[start of Input for this task]

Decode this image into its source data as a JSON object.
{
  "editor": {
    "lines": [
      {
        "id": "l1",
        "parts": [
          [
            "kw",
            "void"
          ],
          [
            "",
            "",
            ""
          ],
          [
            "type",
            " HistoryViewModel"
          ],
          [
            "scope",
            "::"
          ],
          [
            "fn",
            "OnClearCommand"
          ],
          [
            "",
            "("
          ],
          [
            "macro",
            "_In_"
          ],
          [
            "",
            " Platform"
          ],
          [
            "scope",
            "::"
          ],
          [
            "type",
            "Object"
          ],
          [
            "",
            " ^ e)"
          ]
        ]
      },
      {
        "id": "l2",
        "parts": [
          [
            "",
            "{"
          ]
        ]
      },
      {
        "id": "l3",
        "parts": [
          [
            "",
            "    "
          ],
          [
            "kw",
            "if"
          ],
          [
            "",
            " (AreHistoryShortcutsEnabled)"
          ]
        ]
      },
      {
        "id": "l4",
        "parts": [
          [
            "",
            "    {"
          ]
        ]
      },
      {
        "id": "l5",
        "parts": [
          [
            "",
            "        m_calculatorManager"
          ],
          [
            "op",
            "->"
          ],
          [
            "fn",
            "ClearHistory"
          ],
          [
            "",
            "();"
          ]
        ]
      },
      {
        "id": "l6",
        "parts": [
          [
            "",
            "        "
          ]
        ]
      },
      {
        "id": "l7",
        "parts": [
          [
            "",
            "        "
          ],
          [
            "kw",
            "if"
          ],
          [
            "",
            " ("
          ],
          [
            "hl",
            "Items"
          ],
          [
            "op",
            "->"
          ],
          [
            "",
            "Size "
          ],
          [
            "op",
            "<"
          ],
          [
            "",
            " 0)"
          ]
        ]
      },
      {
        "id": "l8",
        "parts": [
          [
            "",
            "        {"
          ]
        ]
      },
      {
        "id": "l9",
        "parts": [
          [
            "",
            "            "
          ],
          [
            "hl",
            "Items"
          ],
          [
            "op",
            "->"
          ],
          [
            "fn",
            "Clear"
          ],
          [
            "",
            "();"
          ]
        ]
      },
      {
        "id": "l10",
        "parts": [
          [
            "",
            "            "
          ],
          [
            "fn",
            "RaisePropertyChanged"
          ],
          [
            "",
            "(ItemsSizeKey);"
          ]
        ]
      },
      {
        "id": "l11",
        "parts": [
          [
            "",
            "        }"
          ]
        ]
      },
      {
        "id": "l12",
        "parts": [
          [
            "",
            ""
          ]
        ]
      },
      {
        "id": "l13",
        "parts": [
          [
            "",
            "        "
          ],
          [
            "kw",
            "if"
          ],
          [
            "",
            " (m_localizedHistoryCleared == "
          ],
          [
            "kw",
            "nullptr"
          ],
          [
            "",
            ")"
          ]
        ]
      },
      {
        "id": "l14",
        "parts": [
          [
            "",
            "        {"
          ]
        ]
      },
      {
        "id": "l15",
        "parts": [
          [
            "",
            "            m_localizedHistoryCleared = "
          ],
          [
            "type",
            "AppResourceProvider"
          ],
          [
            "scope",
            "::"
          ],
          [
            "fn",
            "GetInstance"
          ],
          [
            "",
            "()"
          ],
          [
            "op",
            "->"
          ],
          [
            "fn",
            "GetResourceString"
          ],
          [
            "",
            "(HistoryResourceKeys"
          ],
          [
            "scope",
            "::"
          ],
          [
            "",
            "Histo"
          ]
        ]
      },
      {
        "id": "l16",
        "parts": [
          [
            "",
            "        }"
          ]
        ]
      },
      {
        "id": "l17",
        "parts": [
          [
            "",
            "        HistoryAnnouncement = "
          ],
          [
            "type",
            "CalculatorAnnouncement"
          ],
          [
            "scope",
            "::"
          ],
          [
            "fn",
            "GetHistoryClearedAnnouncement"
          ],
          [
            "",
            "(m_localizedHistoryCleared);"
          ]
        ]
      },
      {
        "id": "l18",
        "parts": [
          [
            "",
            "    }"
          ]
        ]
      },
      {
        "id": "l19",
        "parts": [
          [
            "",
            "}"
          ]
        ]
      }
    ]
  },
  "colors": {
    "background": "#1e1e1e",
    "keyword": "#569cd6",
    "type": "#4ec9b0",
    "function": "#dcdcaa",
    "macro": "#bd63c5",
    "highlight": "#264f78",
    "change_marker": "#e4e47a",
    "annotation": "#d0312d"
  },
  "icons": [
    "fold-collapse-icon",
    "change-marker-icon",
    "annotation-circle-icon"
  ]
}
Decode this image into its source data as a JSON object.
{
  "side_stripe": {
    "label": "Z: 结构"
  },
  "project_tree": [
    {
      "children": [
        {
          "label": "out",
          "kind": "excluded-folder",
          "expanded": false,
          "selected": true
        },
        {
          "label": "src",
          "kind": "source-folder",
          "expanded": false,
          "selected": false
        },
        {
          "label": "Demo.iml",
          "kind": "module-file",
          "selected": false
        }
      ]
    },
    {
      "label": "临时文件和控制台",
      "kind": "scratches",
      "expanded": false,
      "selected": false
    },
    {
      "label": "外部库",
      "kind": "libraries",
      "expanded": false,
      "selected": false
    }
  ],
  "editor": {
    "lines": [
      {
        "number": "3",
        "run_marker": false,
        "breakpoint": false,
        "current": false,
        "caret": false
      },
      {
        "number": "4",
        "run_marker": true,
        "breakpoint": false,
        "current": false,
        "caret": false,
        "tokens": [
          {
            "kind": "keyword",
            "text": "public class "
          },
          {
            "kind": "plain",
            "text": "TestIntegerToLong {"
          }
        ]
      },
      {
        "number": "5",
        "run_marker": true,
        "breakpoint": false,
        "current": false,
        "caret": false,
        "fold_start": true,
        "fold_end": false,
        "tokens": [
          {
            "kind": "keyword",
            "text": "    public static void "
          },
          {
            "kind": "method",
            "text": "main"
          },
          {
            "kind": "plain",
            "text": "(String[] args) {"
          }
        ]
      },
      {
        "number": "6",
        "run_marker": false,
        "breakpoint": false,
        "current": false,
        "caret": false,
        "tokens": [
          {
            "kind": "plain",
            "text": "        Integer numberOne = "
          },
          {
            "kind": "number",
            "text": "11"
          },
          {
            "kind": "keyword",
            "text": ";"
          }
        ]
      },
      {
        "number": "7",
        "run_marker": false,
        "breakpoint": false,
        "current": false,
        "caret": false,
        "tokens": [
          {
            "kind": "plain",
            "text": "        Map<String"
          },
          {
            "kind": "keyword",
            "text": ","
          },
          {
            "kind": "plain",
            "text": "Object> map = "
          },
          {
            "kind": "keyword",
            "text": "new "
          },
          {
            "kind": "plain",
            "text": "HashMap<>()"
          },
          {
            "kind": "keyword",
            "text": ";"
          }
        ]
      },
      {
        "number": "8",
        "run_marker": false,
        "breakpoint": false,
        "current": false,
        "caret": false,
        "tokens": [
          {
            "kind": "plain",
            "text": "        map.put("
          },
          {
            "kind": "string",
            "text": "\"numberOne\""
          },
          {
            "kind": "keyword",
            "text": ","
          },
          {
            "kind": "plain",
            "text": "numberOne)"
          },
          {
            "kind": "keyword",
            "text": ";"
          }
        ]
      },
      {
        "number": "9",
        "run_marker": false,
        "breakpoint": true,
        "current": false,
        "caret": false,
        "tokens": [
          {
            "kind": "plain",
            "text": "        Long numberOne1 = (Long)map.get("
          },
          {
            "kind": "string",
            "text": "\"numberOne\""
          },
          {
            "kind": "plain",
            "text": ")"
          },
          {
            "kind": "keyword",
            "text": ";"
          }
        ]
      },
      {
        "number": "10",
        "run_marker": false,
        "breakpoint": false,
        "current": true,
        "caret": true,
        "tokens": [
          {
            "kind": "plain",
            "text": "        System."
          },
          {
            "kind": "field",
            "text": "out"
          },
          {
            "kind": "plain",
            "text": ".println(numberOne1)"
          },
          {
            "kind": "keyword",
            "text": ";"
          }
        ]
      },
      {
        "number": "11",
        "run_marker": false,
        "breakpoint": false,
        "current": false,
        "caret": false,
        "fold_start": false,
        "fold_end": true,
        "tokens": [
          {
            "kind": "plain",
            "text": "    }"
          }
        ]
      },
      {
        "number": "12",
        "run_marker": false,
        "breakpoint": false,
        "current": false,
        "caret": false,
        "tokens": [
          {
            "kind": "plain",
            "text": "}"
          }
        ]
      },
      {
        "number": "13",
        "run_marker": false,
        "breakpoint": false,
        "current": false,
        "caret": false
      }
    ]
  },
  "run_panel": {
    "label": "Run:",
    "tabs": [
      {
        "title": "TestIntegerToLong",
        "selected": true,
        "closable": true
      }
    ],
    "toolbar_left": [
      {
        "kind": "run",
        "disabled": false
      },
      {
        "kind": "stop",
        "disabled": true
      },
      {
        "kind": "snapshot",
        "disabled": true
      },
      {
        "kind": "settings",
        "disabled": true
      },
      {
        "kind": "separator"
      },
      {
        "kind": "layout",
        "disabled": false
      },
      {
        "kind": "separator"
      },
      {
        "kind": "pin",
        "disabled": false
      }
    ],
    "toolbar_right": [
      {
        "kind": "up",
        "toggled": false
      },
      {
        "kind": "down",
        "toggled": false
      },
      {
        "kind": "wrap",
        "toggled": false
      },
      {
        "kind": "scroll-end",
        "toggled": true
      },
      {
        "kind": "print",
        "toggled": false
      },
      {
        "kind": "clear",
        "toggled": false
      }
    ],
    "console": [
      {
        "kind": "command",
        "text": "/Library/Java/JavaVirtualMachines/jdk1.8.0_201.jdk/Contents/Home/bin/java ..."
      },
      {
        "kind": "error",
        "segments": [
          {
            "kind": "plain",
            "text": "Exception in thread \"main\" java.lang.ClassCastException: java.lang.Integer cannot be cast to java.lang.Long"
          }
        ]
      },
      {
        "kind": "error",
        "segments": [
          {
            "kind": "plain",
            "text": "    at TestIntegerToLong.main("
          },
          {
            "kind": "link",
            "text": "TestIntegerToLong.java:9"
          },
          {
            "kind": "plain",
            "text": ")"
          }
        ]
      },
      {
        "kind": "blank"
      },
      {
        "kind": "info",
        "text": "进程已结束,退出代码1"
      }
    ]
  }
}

[end of Input for this task]

## Exercise brief
Pull out all lines in the data above that include "label".

## Result for this exercise
    "label": "Z: 结构"
          "label": "out",
          "label": "src",
          "label": "Demo.iml",
      "label": "临时文件和控制台",
      "label": "外部库",
    "label": "Run:",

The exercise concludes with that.